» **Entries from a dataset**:
=-=-=-=-=
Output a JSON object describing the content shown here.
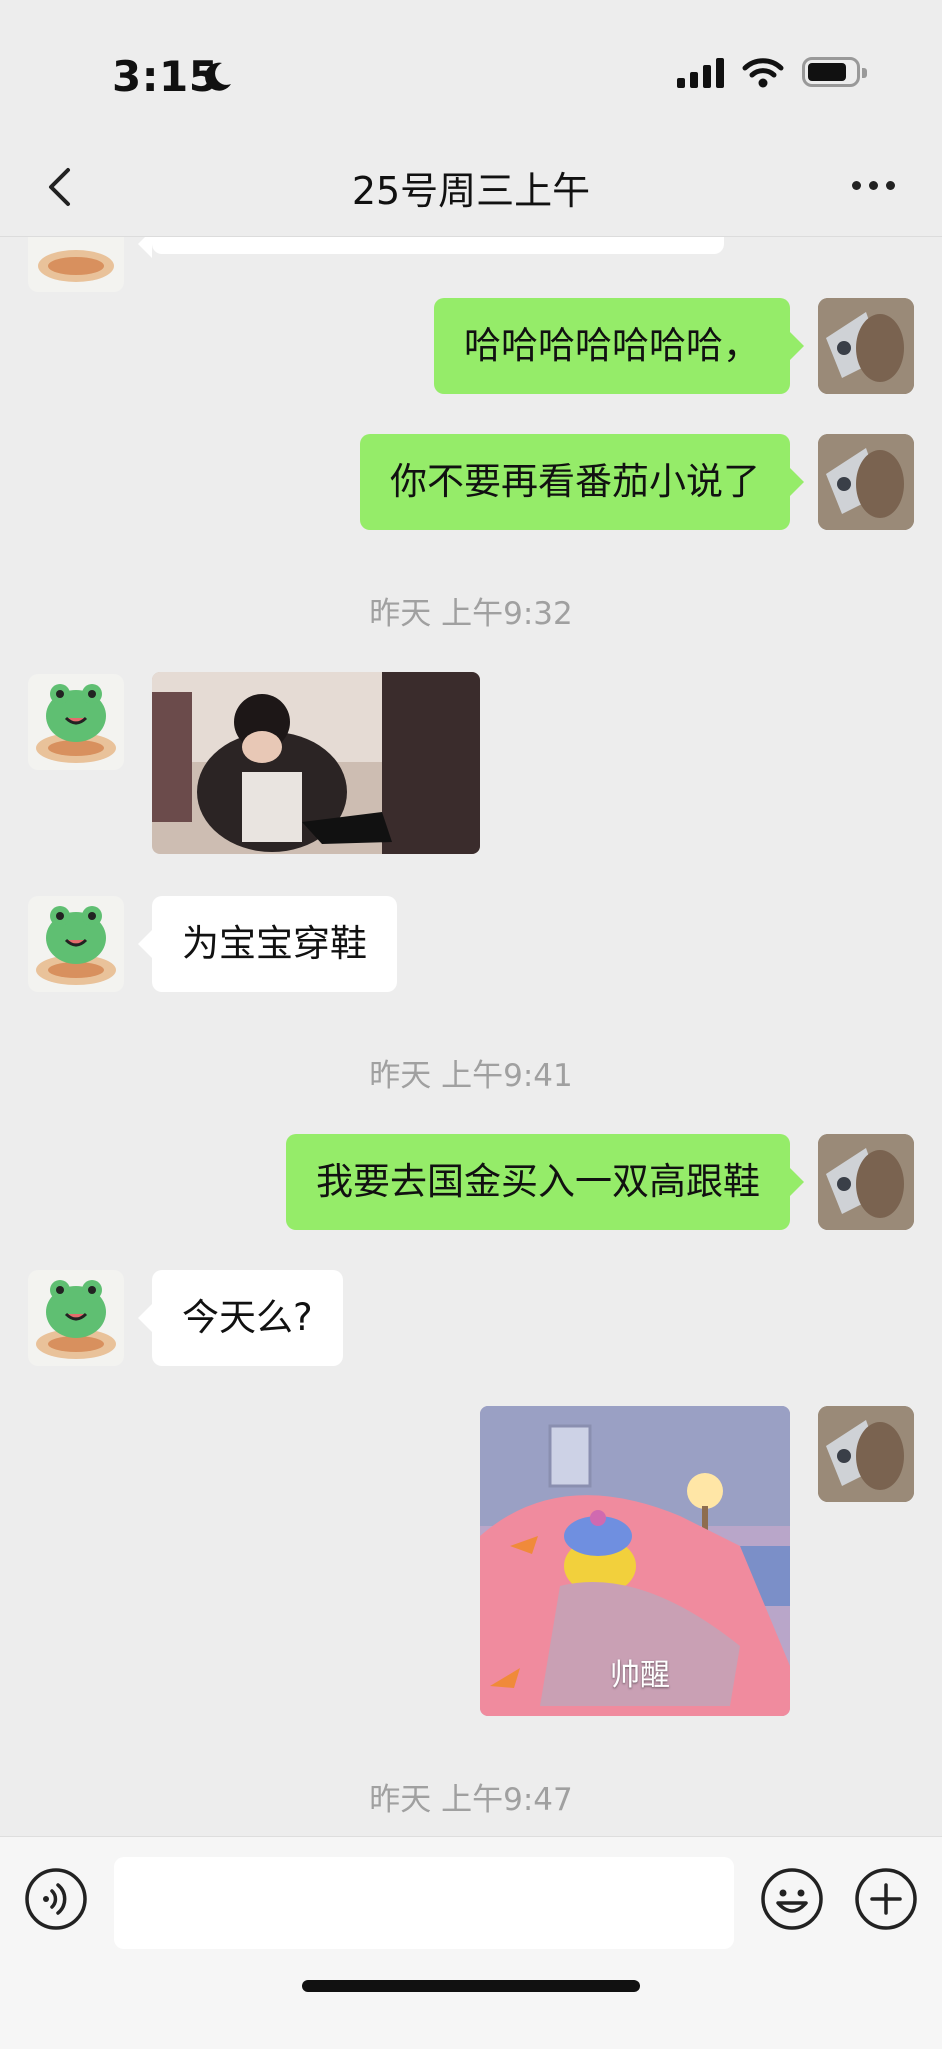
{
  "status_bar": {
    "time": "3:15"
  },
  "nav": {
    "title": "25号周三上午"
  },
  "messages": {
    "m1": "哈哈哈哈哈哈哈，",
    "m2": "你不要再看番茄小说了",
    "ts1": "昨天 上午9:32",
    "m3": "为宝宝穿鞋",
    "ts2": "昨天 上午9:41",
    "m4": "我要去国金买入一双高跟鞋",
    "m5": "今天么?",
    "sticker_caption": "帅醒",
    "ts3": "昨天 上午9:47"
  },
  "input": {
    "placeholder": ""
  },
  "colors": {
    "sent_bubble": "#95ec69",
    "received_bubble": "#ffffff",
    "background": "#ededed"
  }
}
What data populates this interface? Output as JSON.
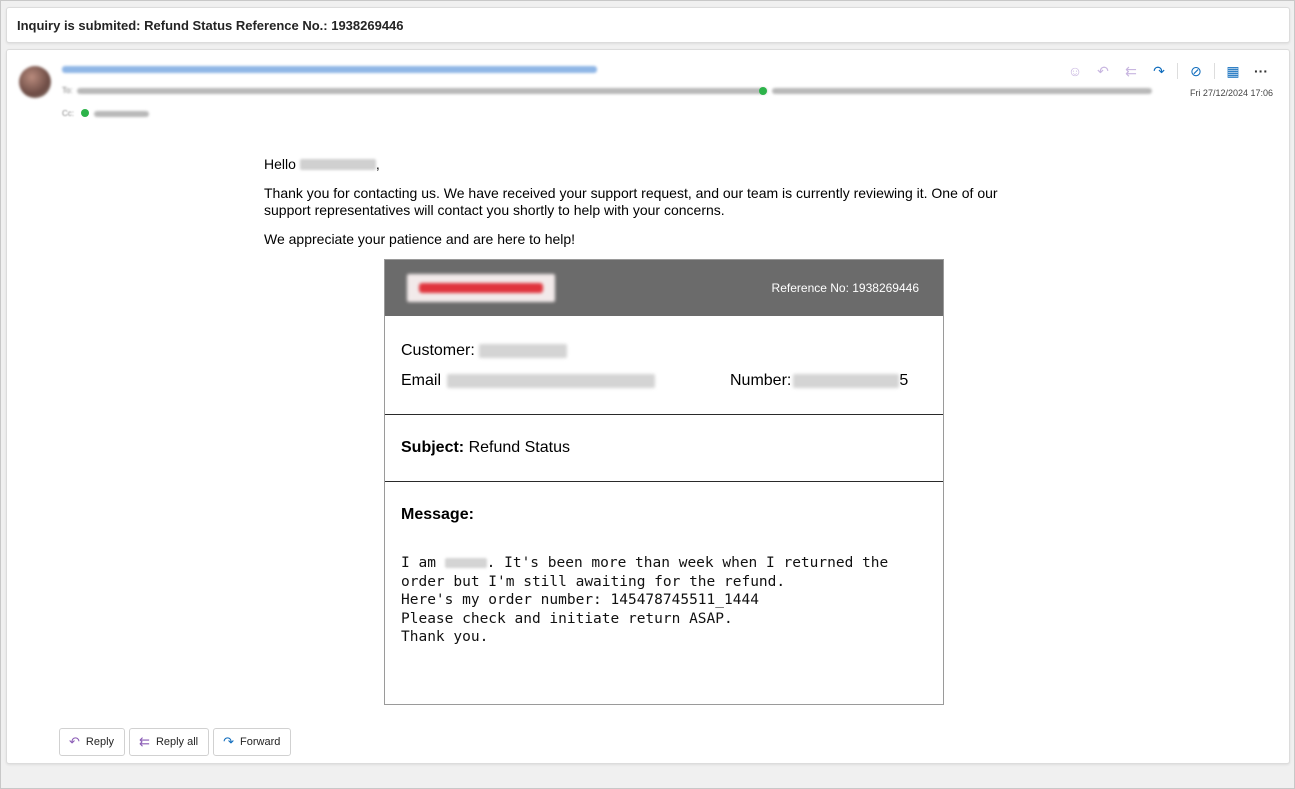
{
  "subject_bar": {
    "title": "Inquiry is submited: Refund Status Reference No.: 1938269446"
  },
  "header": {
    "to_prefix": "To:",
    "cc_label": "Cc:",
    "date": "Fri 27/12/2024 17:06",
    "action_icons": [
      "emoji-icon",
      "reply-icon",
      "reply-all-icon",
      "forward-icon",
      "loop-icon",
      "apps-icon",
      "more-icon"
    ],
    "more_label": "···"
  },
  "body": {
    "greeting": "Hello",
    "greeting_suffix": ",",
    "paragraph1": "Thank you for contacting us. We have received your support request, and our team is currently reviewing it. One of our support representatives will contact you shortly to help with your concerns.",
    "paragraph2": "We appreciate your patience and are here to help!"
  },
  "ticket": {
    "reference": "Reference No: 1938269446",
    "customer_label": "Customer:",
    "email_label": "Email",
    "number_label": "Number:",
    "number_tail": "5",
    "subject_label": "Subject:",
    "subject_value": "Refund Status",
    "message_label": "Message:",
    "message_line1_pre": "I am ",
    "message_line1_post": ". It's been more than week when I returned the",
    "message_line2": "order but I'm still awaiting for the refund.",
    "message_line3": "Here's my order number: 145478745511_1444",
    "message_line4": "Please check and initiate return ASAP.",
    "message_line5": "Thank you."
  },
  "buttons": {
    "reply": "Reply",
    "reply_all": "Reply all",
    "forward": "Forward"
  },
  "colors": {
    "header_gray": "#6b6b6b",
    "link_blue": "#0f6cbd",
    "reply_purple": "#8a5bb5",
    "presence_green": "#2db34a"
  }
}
=-=-=-=-=
» **EXERCISE TASK**:
Pick out the lines that include the word "help" and write them out.

» **REPLY TO THE EXERCISE**:
    "paragraph1": "Thank you for contacting us. We have received your support request, and our team is currently reviewing it. One of our support representatives will contact you shortly to help with your concerns.",
    "paragraph2": "We appreciate your patience and are here to help!"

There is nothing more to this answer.